- _Exercise prompt_
Reproduce the podcast excerpt about policies and procedures in Microsoft Teams word for word, in full.

- _Excerpt_
Hello loyal listeners, and welcome back to another 6-minute solution on the 1,001 Business Problems Solved with Microsoft Teams podcast.
I’m Annie Rynd and I’m your faithful hostess with the mostest every Monday.
Today, we’re going to do Part 2 of our Policies and Procedures series.
Last week, I told you how to protect your policies and procedures from employees who might accidentally edit or delete them if you stored them in a Teams site. As you know, all members of a Team have edit permissions in a Team and that just doesn’t work for important documents you only want employees to view but not edit.
Of course, for that solution, go back and listen to Part 1 from last week.
Today, I’m going to tip you off to a nifty solution that will save your staff a lot of time and effort. As a boss type person, that’s always a good thing!
So, here’s how most HR departments and business owners handle policies and procedures.
They work on the draft document on either their hard drive or within a protected shared drive or document library somewhere. Perhaps multiple people work on it, and more than likely, a second or third person provides feedback until the point where everyone agrees the document is ready for prime time.
Often, there are 10 or 20 versions of the file as well. We all know those other 19 versions will stay there indefinitely, even though they’re not needed…but that’s a solution for another day!
Anyway, at that point, they copy the finished document over into the place it is accessed by employees. Now, that final location may be somewhere employees have edit rights, such as a Teams site, so of course the document must be turned into a PDF first.
That’s a lot of steps and a lot of work!
And then, if someone notices an error or there needs to be a revision, the whole process has to start over again. Draft it in one place, change it to PDF, then copy it over to the final location.
Well, let me tell you how you can eliminate about 80% of that work for your staff.
First, create your final storage document library as I described last week. That’s probably in your SharePoint Intranet site, or perhaps you decided to create a second library in your Teams site.
Regardless, go into the Library settings for that library. I told how to do that last week, but remember, you can always ask Copilot, “Copilot, how do I access my document library settings in Teams? ” Copilot will walk you right through it.

- _Dataset_
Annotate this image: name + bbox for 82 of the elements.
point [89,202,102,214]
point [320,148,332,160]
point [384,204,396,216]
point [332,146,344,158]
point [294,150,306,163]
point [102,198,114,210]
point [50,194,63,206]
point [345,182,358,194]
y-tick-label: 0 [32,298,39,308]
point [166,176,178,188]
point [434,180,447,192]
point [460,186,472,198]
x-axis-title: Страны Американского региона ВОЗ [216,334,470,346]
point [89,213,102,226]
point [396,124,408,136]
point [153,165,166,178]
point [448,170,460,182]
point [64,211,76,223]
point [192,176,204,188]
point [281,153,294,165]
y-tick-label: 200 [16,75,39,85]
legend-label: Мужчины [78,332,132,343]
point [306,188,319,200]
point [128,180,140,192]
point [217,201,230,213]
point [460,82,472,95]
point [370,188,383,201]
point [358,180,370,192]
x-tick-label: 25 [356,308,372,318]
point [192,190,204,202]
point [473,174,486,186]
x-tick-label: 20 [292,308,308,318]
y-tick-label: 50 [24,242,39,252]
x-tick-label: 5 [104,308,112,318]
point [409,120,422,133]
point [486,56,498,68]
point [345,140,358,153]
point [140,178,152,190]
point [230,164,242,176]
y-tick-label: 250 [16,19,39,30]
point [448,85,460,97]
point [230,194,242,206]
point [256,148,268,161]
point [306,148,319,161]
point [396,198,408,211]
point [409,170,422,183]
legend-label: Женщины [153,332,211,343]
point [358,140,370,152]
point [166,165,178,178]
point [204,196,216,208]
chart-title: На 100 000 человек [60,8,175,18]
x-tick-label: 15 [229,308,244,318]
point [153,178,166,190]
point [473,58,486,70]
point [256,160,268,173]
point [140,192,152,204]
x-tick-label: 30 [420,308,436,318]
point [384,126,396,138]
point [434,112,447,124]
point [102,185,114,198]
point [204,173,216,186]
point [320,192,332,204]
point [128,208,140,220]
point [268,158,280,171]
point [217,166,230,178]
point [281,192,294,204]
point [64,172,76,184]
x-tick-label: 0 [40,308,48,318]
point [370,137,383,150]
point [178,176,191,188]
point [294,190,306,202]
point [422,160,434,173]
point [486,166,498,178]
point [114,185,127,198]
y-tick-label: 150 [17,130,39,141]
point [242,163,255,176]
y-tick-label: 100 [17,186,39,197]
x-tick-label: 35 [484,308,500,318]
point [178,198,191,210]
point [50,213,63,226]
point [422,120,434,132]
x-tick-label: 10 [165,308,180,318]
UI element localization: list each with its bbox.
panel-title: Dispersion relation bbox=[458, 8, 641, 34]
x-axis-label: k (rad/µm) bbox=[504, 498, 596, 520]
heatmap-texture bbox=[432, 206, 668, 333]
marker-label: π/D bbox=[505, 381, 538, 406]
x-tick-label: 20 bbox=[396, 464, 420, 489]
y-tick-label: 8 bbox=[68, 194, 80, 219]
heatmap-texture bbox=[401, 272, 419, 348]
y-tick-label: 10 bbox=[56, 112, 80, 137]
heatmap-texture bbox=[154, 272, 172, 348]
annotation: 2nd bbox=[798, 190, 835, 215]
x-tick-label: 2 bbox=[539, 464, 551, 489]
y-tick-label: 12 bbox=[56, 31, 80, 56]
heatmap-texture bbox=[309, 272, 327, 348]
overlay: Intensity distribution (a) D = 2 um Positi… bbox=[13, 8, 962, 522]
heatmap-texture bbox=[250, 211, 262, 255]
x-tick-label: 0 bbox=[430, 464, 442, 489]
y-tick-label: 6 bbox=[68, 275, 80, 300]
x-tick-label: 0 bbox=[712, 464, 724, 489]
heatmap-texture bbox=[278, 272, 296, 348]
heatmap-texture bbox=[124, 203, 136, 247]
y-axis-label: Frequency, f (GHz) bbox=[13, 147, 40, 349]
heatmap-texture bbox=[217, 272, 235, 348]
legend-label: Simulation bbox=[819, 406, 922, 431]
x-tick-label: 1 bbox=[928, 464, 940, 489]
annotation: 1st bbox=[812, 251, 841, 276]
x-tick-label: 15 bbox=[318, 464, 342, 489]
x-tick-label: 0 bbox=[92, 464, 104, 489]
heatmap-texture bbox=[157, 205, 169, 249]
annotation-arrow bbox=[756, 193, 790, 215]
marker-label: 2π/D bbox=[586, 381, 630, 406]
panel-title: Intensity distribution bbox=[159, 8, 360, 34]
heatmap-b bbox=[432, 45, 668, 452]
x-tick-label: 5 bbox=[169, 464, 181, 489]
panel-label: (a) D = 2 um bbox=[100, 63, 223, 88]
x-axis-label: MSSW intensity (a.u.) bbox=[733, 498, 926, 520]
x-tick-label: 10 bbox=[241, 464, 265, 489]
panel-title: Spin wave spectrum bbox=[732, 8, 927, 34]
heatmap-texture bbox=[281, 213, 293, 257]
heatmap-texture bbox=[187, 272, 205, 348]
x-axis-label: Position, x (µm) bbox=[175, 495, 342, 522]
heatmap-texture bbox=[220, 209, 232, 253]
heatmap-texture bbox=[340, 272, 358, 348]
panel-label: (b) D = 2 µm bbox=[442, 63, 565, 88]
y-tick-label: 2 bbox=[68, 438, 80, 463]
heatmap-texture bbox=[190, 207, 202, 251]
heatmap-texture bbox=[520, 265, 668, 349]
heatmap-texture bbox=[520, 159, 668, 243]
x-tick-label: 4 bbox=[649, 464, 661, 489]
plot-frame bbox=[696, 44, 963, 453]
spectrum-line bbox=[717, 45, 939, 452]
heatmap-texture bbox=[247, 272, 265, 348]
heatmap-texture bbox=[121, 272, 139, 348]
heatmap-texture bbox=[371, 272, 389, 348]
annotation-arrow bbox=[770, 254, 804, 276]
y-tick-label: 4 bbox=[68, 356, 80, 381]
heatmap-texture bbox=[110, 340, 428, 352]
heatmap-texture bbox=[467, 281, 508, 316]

- _Completed task_
Hello loyal listeners, and welcome back to another 6-minute solution on the 1,001 Business Problems Solved with Microsoft Teams podcast.
I’m Annie Rynd and I’m your faithful hostess with the mostest every Monday.
Today, we’re going to do Part 2 of our Policies and Procedures series.
Last week, I told you how to protect your policies and procedures from employees who might accidentally edit or delete them if you stored them in a Teams site. As you know, all members of a Team have edit permissions in a Team and that just doesn’t work for important documents you only want employees to view but not edit.
Of course, for that solution, go back and listen to Part 1 from last week.
Today, I’m going to tip you off to a nifty solution that will save your staff a lot of time and effort. As a boss type person, that’s always a good thing!
So, here’s how most HR departments and business owners handle policies and procedures.
They work on the draft document on either their hard drive or within a protected shared drive or document library somewhere. Perhaps multiple people work on it, and more than likely, a second or third person provides feedback until the point where everyone agrees the document is ready for prime time.
Often, there are 10 or 20 versions of the file as well. We all know those other 19 versions will stay there indefinitely, even though they’re not needed…but that’s a solution for another day!
Anyway, at that point, they copy the finished document over into the place it is accessed by employees. Now, that final location may be somewhere employees have edit rights, such as a Teams site, so of course the document must be turned into a PDF first.
That’s a lot of steps and a lot of work!
And then, if someone notices an error or there needs to be a revision, the whole process has to start over again. Draft it in one place, change it to PDF, then copy it over to the final location.
Well, let me tell you how you can eliminate about 80% of that work for your staff.
First, create your final storage document library as I described last week. That’s probably in your SharePoint Intranet site, or perhaps you decided to create a second library in your Teams site.
Regardless, go into the Library settings for that library. I told how to do that last week, but remember, you can always ask Copilot, “Copilot, how do I access my document library settings in Teams? ” Copilot will walk you right through it.